WHAT YOU ARE ASKED TO DO => From the records below, extract all the text exactly and leave the images behind.

[Dataset rows about figures]
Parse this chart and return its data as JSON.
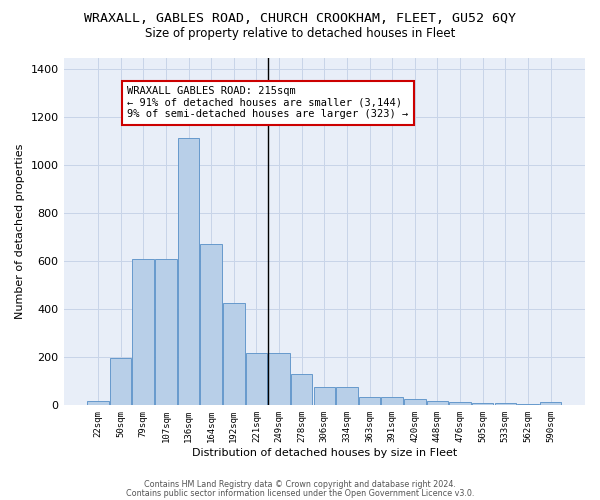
{
  "title": "WRAXALL, GABLES ROAD, CHURCH CROOKHAM, FLEET, GU52 6QY",
  "subtitle": "Size of property relative to detached houses in Fleet",
  "xlabel": "Distribution of detached houses by size in Fleet",
  "ylabel": "Number of detached properties",
  "categories": [
    "22sqm",
    "50sqm",
    "79sqm",
    "107sqm",
    "136sqm",
    "164sqm",
    "192sqm",
    "221sqm",
    "249sqm",
    "278sqm",
    "306sqm",
    "334sqm",
    "363sqm",
    "391sqm",
    "420sqm",
    "448sqm",
    "476sqm",
    "505sqm",
    "533sqm",
    "562sqm",
    "590sqm"
  ],
  "values": [
    18,
    195,
    607,
    607,
    1115,
    670,
    425,
    215,
    215,
    130,
    75,
    75,
    32,
    32,
    25,
    15,
    10,
    8,
    8,
    5,
    12
  ],
  "bar_color": "#b8cfe8",
  "bar_edge_color": "#6699cc",
  "vline_color": "black",
  "vline_index": 7.5,
  "annotation_text": "WRAXALL GABLES ROAD: 215sqm\n← 91% of detached houses are smaller (3,144)\n9% of semi-detached houses are larger (323) →",
  "annotation_box_color": "white",
  "annotation_box_edge": "#cc0000",
  "grid_color": "#c8d4e8",
  "background_color": "#e8eef8",
  "footer1": "Contains HM Land Registry data © Crown copyright and database right 2024.",
  "footer2": "Contains public sector information licensed under the Open Government Licence v3.0.",
  "ylim": [
    0,
    1450
  ],
  "yticks": [
    0,
    200,
    400,
    600,
    800,
    1000,
    1200,
    1400
  ],
  "title_fontsize": 9.5,
  "subtitle_fontsize": 8.5,
  "annotation_fontsize": 7.5,
  "axis_fontsize": 8,
  "tick_fontsize": 6.5,
  "footer_fontsize": 5.8
}
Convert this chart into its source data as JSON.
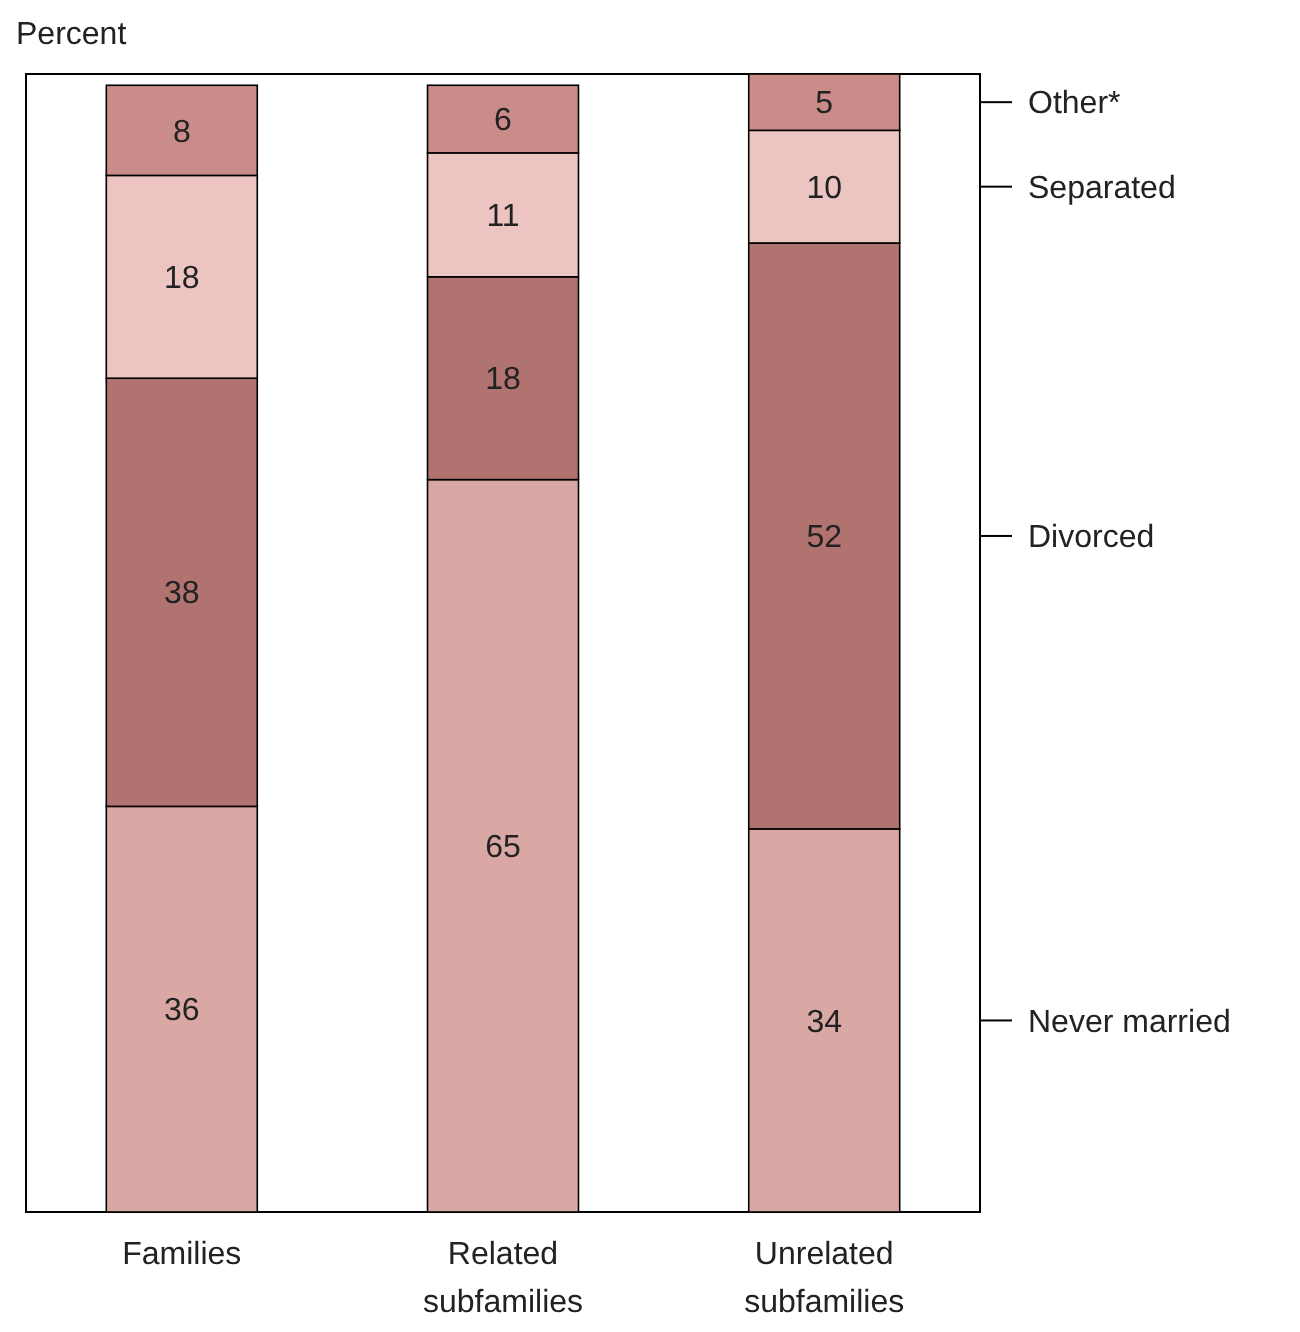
{
  "chart_data": {
    "type": "bar",
    "stacked": true,
    "legend": "right",
    "ylabel": "Percent",
    "data_labels": true,
    "categories": [
      "Families",
      "Related subfamilies",
      "Unrelated subfamilies"
    ],
    "series": [
      {
        "name": "Never married",
        "color": "#d9a8a5",
        "values": [
          36,
          65,
          34
        ]
      },
      {
        "name": "Divorced",
        "color": "#b07370",
        "values": [
          38,
          18,
          52
        ]
      },
      {
        "name": "Separated",
        "color": "#ecc5c2",
        "values": [
          18,
          11,
          10
        ]
      },
      {
        "name": "Other*",
        "color": "#c98c88",
        "values": [
          8,
          6,
          5
        ]
      }
    ]
  }
}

THE OUTPUT =>
Parse this chart and return its data as JSON.
{
  "title": "WRAXALL, GABLES ROAD, CHURCH CROOKHAM, FLEET, GU52 6QY",
  "subtitle": "Size of property relative to detached houses in Fleet",
  "xlabel": "Distribution of detached houses by size in Fleet",
  "ylabel": "Number of detached properties",
  "categories": [
    "22sqm",
    "50sqm",
    "79sqm",
    "107sqm",
    "136sqm",
    "164sqm",
    "192sqm",
    "221sqm",
    "249sqm",
    "278sqm",
    "306sqm",
    "334sqm",
    "363sqm",
    "391sqm",
    "420sqm",
    "448sqm",
    "476sqm",
    "505sqm",
    "533sqm",
    "562sqm",
    "590sqm"
  ],
  "values": [
    18,
    195,
    607,
    607,
    1115,
    670,
    425,
    215,
    215,
    130,
    75,
    75,
    32,
    32,
    25,
    15,
    10,
    8,
    8,
    5,
    12
  ],
  "bar_color": "#b8cfe8",
  "bar_edge_color": "#6699cc",
  "vline_color": "black",
  "vline_index": 7.5,
  "annotation_text": "WRAXALL GABLES ROAD: 215sqm\n← 91% of detached houses are smaller (3,144)\n9% of semi-detached houses are larger (323) →",
  "annotation_box_color": "white",
  "annotation_box_edge": "#cc0000",
  "grid_color": "#c8d4e8",
  "background_color": "#e8eef8",
  "footer1": "Contains HM Land Registry data © Crown copyright and database right 2024.",
  "footer2": "Contains public sector information licensed under the Open Government Licence v3.0.",
  "ylim": [
    0,
    1450
  ],
  "yticks": [
    0,
    200,
    400,
    600,
    800,
    1000,
    1200,
    1400
  ],
  "title_fontsize": 9.5,
  "subtitle_fontsize": 8.5,
  "annotation_fontsize": 7.5,
  "axis_fontsize": 8,
  "tick_fontsize": 6.5,
  "footer_fontsize": 5.8
}
Convert this chart into its source data as JSON.
{
  "chart_data": {
    "type": "bar",
    "stacked": true,
    "legend": "right",
    "ylabel": "Percent",
    "data_labels": true,
    "categories": [
      "Families",
      "Related subfamilies",
      "Unrelated subfamilies"
    ],
    "series": [
      {
        "name": "Never married",
        "color": "#d9a8a5",
        "values": [
          36,
          65,
          34
        ]
      },
      {
        "name": "Divorced",
        "color": "#b07370",
        "values": [
          38,
          18,
          52
        ]
      },
      {
        "name": "Separated",
        "color": "#ecc5c2",
        "values": [
          18,
          11,
          10
        ]
      },
      {
        "name": "Other*",
        "color": "#c98c88",
        "values": [
          8,
          6,
          5
        ]
      }
    ]
  }
}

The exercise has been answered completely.